# [Brief]
Each entry must be given again exactly; images do not belong in the copy.

** begin Given data **

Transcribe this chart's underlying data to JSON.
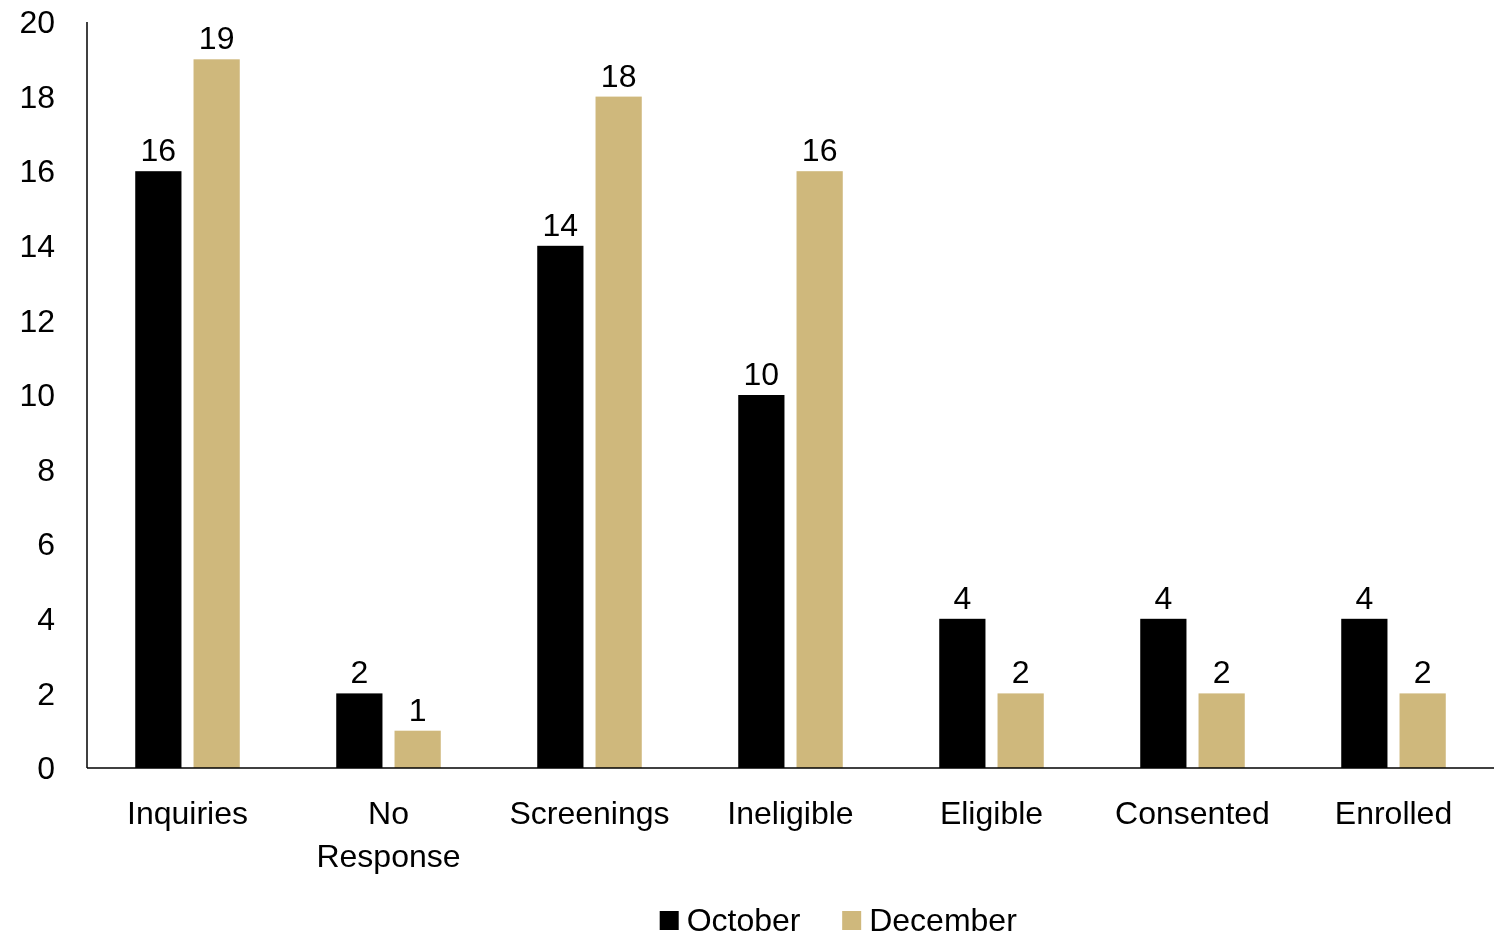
{
  "chart_data": {
    "type": "bar",
    "categories": [
      "Inquiries",
      "No Response",
      "Screenings",
      "Ineligible",
      "Eligible",
      "Consented",
      "Enrolled"
    ],
    "series": [
      {
        "name": "October",
        "color": "#000000",
        "values": [
          16,
          2,
          14,
          10,
          4,
          4,
          4
        ]
      },
      {
        "name": "December",
        "color": "#cfb87c",
        "values": [
          19,
          1,
          18,
          16,
          2,
          2,
          2
        ]
      }
    ],
    "ylim": [
      0,
      20
    ],
    "yticks": [
      0,
      2,
      4,
      6,
      8,
      10,
      12,
      14,
      16,
      18,
      20
    ],
    "grid": false,
    "legend": "bottom",
    "data_labels": true
  }
}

** end Given data **

# [Worked solution]
Transcribe this chart's underlying data to JSON.
{
  "chart_data": {
    "type": "bar",
    "categories": [
      "Inquiries",
      "No Response",
      "Screenings",
      "Ineligible",
      "Eligible",
      "Consented",
      "Enrolled"
    ],
    "series": [
      {
        "name": "October",
        "color": "#000000",
        "values": [
          16,
          2,
          14,
          10,
          4,
          4,
          4
        ]
      },
      {
        "name": "December",
        "color": "#cfb87c",
        "values": [
          19,
          1,
          18,
          16,
          2,
          2,
          2
        ]
      }
    ],
    "ylim": [
      0,
      20
    ],
    "yticks": [
      0,
      2,
      4,
      6,
      8,
      10,
      12,
      14,
      16,
      18,
      20
    ],
    "grid": false,
    "legend": "bottom",
    "data_labels": true
  }
}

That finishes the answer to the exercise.